◆ Short problem: Leaving out the pictures, transcribe all of the records faithfully.

◆ Material to process:
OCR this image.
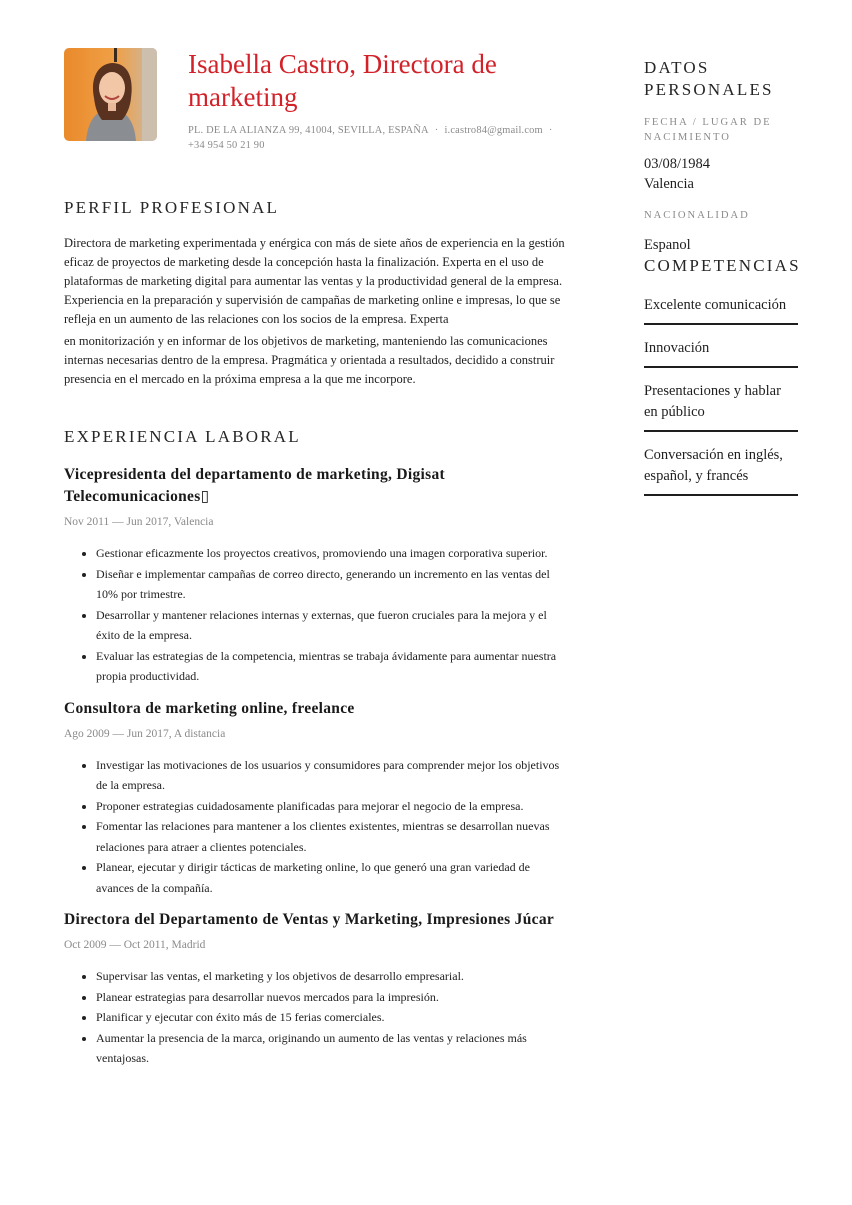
Isabella Castro, Directora de marketing
PL. DE LA ALIANZA 99, 41004, SEVILLA, ESPAÑA · i.castro84@gmail.com ·
+34 954 50 21 90
PERFIL PROFESIONAL

Directora de marketing experimentada y enérgica con más de siete años de experiencia en la gestión eficaz de proyectos de marketing desde la concepción hasta la finalización. Experta en el uso de plataformas de marketing digital para aumentar las ventas y la productividad general de la empresa. Experiencia en la preparación y supervisión de campañas de marketing online e impresas, lo que se refleja en un aumento de las relaciones con los socios de la empresa. Experta

en monitorización y en informar de los objetivos de marketing, manteniendo las comunicaciones internas necesarias dentro de la empresa. Pragmática y orientada a resultados, decidido a construir presencia en el mercado en la próxima empresa a la que me incorpore.

EXPERIENCIA LABORAL
Vicepresidenta del departamento de marketing, Digisat Telecomunicaciones▯
Nov 2011 — Jun 2017, Valencia
• Gestionar eficazmente los proyectos creativos, promoviendo una imagen corporativa superior.
• Diseñar e implementar campañas de correo directo, generando un incremento en las ventas del 10% por trimestre.
• Desarrollar y mantener relaciones internas y externas, que fueron cruciales para la mejora y el éxito de la empresa.
• Evaluar las estrategias de la competencia, mientras se trabaja ávidamente para aumentar nuestra propia productividad.
Consultora de marketing online, freelance
Ago 2009 — Jun 2017, A distancia
• Investigar las motivaciones de los usuarios y consumidores para comprender mejor los objetivos de la empresa.
• Proponer estrategias cuidadosamente planificadas para mejorar el negocio de la empresa.
• Fomentar las relaciones para mantener a los clientes existentes, mientras se desarrollan nuevas relaciones para atraer a clientes potenciales.
• Planear, ejecutar y dirigir tácticas de marketing online, lo que generó una gran variedad de avances de la compañía.
Directora del Departamento de Ventas y Marketing, Impresiones Júcar
Oct 2009 — Oct 2011, Madrid
• Supervisar las ventas, el marketing y los objetivos de desarrollo empresarial.
• Planear estrategias para desarrollar nuevos mercados para la impresión.
• Planificar y ejecutar con éxito más de 15 ferias comerciales.
• Aumentar la presencia de la marca, originando un aumento de las ventas y relaciones más ventajosas.
DATOS PERSONALES
FECHA / LUGAR DE NACIMIENTO
03/08/1984
Valencia
NACIONALIDAD
Espanol
COMPETENCIAS
Excelente comunicación
Innovación
Presentaciones y hablar en público
Conversación en inglés, español, y francés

◆ Result below:
OCR this image.
Isabella Castro, Directora de marketing
PL. DE LA ALIANZA 99, 41004, SEVILLA, ESPAÑA · i.castro84@gmail.com ·
+34 954 50 21 90
PERFIL PROFESIONAL

Directora de marketing experimentada y enérgica con más de siete años de experiencia en la gestión eficaz de proyectos de marketing desde la concepción hasta la finalización. Experta en el uso de plataformas de marketing digital para aumentar las ventas y la productividad general de la empresa. Experiencia en la preparación y supervisión de campañas de marketing online e impresas, lo que se refleja en un aumento de las relaciones con los socios de la empresa. Experta

en monitorización y en informar de los objetivos de marketing, manteniendo las comunicaciones internas necesarias dentro de la empresa. Pragmática y orientada a resultados, decidido a construir presencia en el mercado en la próxima empresa a la que me incorpore.

EXPERIENCIA LABORAL
Vicepresidenta del departamento de marketing, Digisat Telecomunicaciones▯
Nov 2011 — Jun 2017, Valencia
• Gestionar eficazmente los proyectos creativos, promoviendo una imagen corporativa superior.
• Diseñar e implementar campañas de correo directo, generando un incremento en las ventas del 10% por trimestre.
• Desarrollar y mantener relaciones internas y externas, que fueron cruciales para la mejora y el éxito de la empresa.
• Evaluar las estrategias de la competencia, mientras se trabaja ávidamente para aumentar nuestra propia productividad.
Consultora de marketing online, freelance
Ago 2009 — Jun 2017, A distancia
• Investigar las motivaciones de los usuarios y consumidores para comprender mejor los objetivos de la empresa.
• Proponer estrategias cuidadosamente planificadas para mejorar el negocio de la empresa.
• Fomentar las relaciones para mantener a los clientes existentes, mientras se desarrollan nuevas relaciones para atraer a clientes potenciales.
• Planear, ejecutar y dirigir tácticas de marketing online, lo que generó una gran variedad de avances de la compañía.
Directora del Departamento de Ventas y Marketing, Impresiones Júcar
Oct 2009 — Oct 2011, Madrid
• Supervisar las ventas, el marketing y los objetivos de desarrollo empresarial.
• Planear estrategias para desarrollar nuevos mercados para la impresión.
• Planificar y ejecutar con éxito más de 15 ferias comerciales.
• Aumentar la presencia de la marca, originando un aumento de las ventas y relaciones más ventajosas.
DATOS PERSONALES
FECHA / LUGAR DE NACIMIENTO
03/08/1984
Valencia
NACIONALIDAD
Espanol
COMPETENCIAS
Excelente comunicación
Innovación
Presentaciones y hablar en público
Conversación en inglés, español, y francés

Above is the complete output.